▶ _REQUIREMENT_: Lines containing the word "中高风险地区暂缓开学" are the ones to copy from the records below.

▶ _MATERIAL TO PROCESS_:
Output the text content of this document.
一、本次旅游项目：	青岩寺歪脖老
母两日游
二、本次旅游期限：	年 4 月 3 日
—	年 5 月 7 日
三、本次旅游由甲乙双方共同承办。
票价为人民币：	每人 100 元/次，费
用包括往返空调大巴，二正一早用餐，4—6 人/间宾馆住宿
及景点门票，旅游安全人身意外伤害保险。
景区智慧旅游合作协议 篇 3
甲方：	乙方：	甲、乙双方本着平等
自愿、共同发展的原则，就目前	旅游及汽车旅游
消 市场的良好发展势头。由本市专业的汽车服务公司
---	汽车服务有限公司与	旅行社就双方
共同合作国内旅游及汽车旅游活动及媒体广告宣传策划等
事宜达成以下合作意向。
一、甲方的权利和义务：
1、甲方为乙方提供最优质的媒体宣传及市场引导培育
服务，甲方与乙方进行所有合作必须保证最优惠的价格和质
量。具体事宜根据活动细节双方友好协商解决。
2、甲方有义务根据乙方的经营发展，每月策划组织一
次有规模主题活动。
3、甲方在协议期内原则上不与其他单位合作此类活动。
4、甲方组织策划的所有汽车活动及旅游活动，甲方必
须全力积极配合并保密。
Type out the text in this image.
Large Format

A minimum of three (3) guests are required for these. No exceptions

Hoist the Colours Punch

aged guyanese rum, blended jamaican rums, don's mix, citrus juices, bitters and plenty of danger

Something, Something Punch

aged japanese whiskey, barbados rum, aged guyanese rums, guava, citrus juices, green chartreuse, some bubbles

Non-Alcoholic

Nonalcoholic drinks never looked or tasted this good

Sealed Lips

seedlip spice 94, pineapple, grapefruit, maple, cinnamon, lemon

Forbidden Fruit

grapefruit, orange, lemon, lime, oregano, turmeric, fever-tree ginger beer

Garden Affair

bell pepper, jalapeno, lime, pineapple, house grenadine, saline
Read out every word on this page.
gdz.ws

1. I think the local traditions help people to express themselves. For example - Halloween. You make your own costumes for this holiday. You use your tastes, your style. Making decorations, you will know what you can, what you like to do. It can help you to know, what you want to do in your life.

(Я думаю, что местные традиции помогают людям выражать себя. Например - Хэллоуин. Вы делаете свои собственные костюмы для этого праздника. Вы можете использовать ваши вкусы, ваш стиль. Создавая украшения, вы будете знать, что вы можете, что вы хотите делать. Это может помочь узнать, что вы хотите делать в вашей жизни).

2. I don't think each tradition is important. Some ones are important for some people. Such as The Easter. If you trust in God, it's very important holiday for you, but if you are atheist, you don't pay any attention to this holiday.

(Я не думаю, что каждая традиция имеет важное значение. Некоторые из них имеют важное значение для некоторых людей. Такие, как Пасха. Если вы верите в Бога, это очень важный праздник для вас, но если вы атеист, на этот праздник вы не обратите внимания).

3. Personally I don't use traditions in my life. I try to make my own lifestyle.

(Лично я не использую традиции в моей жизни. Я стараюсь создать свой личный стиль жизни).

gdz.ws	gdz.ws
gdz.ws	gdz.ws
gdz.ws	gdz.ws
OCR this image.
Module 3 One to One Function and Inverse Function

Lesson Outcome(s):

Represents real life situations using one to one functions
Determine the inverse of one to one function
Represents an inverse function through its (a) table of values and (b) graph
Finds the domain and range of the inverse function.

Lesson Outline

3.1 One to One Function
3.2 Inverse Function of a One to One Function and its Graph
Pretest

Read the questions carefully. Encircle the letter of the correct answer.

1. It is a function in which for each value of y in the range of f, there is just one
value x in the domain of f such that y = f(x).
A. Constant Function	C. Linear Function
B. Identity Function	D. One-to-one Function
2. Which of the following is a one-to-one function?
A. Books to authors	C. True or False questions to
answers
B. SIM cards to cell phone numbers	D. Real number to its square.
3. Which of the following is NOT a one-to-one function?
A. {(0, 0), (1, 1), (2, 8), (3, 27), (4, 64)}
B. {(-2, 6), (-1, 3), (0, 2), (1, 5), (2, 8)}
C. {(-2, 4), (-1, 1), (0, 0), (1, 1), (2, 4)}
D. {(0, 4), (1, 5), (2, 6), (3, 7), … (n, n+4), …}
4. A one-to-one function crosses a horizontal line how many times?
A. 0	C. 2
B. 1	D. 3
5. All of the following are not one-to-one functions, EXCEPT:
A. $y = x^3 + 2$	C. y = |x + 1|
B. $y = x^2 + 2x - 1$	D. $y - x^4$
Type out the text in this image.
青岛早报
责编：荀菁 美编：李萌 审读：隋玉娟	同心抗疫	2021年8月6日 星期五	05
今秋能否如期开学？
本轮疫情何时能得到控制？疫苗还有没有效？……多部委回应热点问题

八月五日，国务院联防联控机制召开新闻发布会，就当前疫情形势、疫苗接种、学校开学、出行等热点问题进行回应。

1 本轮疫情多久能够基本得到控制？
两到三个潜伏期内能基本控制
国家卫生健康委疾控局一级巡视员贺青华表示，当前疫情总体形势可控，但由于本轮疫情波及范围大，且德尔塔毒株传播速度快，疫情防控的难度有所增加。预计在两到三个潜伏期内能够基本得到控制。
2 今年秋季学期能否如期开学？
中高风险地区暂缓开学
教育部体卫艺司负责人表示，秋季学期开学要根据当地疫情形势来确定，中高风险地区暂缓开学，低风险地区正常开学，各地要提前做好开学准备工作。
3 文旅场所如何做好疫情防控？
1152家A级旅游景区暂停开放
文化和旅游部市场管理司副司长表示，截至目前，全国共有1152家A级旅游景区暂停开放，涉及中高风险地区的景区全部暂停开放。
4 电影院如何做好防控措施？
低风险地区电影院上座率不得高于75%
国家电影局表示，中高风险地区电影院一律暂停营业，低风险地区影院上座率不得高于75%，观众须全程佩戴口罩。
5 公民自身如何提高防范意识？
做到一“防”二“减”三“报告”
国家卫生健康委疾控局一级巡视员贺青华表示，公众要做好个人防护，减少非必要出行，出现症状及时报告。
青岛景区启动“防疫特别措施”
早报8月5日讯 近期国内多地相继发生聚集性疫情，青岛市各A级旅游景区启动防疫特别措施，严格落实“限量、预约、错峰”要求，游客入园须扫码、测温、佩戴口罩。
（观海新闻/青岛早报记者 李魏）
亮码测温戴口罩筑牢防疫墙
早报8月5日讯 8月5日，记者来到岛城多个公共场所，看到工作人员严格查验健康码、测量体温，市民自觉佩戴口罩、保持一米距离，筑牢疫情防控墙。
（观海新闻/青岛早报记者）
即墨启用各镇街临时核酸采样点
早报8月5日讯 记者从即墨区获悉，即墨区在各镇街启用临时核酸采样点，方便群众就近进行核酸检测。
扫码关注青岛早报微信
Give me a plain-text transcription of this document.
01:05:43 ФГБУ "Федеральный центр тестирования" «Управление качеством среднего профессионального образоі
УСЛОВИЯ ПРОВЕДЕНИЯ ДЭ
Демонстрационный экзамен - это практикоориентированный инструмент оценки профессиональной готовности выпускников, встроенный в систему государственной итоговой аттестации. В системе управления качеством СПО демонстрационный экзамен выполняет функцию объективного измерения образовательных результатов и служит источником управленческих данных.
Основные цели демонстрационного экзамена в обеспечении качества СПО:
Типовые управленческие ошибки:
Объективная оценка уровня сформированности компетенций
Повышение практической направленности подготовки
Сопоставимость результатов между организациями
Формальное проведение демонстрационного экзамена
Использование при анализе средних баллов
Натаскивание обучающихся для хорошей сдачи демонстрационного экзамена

▶ _EXERCISE OUTPUT_:
中高风险地区暂缓开学
教育部体卫艺司负责人表示，秋季学期开学要根据当地疫情形势来确定，中高风险地区暂缓开学，低风险地区正常开学，各地要提前做好开学准备工作。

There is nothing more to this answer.